• **Short problem**: Set out each line from the following listing that includes the word "Temperature".

[Figure data in JSON]
---

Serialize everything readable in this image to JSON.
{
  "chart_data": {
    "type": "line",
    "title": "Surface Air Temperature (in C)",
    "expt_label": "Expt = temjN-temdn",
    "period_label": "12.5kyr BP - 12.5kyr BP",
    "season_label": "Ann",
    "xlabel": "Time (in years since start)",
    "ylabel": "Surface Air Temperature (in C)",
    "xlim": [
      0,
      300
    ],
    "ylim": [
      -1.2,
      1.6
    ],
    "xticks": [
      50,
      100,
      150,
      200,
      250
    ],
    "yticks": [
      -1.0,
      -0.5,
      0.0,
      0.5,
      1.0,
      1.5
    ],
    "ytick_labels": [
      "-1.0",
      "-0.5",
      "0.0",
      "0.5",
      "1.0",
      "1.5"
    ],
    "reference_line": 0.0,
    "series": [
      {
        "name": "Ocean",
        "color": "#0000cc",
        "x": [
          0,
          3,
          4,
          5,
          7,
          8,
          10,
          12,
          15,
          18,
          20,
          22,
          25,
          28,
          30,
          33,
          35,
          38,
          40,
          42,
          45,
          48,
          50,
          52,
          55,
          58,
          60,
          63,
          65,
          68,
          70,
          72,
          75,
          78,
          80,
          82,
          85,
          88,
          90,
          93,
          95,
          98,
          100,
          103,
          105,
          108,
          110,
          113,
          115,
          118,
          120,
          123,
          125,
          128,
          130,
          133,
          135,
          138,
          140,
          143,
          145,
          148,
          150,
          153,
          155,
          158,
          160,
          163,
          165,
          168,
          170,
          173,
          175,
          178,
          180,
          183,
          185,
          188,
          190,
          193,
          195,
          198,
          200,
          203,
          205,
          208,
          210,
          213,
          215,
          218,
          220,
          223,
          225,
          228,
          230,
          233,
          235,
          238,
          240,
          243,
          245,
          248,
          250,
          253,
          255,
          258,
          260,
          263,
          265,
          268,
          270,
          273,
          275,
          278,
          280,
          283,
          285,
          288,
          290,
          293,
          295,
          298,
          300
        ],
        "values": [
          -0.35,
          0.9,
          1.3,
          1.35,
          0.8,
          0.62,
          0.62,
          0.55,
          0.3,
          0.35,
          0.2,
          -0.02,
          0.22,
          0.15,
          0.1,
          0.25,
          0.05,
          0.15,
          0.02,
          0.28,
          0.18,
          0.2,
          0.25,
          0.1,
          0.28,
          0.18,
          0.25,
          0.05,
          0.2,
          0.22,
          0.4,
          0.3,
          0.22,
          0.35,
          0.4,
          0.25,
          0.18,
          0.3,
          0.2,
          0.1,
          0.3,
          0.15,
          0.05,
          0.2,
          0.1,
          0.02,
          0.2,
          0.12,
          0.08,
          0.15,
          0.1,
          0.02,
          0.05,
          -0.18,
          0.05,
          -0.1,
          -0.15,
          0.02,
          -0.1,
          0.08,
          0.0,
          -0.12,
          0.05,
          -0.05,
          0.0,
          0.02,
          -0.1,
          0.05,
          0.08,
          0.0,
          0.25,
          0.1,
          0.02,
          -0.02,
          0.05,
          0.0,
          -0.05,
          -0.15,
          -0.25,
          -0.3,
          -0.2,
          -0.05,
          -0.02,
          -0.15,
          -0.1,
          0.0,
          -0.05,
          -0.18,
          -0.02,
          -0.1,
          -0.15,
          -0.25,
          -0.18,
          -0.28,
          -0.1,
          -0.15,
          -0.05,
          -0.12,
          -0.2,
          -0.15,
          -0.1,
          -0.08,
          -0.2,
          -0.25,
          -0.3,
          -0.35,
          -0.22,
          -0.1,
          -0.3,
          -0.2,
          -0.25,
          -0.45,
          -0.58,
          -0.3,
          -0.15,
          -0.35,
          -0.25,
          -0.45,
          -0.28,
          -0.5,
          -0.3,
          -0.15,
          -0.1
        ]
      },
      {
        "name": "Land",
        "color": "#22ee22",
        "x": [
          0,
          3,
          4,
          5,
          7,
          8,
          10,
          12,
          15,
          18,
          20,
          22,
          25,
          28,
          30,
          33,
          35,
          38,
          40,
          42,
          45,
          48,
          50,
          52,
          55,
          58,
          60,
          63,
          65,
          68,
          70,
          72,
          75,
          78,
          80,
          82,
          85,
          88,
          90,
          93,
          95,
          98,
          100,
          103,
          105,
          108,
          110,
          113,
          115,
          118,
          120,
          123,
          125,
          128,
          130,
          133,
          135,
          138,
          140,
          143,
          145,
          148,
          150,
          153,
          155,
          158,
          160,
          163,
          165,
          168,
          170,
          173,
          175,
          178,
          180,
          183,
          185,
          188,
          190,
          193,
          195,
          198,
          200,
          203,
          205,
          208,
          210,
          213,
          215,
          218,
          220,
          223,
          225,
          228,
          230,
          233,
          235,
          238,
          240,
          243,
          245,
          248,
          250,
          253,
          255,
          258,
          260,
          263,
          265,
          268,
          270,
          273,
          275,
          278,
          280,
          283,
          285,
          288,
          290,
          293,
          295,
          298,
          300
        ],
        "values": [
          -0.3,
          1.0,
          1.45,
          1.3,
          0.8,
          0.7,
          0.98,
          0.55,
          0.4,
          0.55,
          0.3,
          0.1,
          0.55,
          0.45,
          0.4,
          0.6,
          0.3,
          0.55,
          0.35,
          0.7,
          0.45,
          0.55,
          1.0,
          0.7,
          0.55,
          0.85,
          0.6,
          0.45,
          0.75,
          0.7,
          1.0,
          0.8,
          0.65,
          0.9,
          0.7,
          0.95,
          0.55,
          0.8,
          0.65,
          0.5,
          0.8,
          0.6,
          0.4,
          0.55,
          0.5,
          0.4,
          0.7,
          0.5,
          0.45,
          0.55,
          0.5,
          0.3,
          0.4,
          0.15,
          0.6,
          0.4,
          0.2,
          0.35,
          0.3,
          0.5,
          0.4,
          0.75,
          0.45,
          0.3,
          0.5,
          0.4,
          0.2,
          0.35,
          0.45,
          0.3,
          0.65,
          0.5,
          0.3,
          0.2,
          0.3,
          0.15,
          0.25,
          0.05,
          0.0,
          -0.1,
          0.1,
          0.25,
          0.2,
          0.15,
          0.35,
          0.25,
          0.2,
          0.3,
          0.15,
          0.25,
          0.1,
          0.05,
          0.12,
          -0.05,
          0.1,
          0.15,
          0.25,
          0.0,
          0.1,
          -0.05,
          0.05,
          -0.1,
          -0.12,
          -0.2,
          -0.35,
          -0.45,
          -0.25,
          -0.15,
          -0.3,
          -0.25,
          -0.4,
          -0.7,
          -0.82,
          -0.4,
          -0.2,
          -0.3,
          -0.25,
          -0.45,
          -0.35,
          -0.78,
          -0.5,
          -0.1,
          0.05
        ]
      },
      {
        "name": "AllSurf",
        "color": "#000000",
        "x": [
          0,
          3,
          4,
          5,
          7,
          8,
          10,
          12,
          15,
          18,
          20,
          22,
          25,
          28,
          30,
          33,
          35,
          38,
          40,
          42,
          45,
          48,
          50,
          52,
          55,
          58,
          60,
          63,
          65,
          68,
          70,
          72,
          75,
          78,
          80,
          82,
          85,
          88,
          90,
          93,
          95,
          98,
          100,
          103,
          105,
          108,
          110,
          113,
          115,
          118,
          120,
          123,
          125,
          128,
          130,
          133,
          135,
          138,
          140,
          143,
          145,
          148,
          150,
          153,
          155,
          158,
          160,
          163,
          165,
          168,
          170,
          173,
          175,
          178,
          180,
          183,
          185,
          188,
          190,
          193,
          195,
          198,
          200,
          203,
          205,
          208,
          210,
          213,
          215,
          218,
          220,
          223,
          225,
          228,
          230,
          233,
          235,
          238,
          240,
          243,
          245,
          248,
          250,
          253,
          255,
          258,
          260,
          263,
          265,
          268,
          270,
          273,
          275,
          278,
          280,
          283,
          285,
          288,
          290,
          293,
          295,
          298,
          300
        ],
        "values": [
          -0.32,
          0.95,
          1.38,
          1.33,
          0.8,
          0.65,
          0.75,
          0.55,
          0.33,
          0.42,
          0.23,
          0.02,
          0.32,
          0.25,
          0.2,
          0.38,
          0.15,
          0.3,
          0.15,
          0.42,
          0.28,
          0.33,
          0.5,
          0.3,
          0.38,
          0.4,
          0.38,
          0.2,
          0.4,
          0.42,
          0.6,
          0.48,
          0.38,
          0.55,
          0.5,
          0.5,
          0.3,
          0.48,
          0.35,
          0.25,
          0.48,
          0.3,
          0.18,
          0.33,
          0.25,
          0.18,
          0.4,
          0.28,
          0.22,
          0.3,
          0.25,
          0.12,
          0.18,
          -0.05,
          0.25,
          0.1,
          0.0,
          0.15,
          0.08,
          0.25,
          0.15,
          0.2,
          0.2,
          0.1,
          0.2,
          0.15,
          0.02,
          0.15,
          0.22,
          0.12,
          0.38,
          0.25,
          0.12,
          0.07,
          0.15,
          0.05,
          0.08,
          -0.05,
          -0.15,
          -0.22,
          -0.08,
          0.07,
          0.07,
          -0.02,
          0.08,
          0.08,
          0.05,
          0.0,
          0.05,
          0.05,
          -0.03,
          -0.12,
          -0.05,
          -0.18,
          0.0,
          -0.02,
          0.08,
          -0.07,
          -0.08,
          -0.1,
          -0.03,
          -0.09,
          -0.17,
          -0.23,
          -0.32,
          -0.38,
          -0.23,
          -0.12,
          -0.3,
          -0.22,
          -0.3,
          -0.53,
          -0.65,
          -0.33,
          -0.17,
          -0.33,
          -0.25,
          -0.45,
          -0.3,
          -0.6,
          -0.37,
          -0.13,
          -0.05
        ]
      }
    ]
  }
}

---

• **Right answer**:
    "title": "Surface Air Temperature (in C)",
    "ylabel": "Surface Air Temperature (in C)",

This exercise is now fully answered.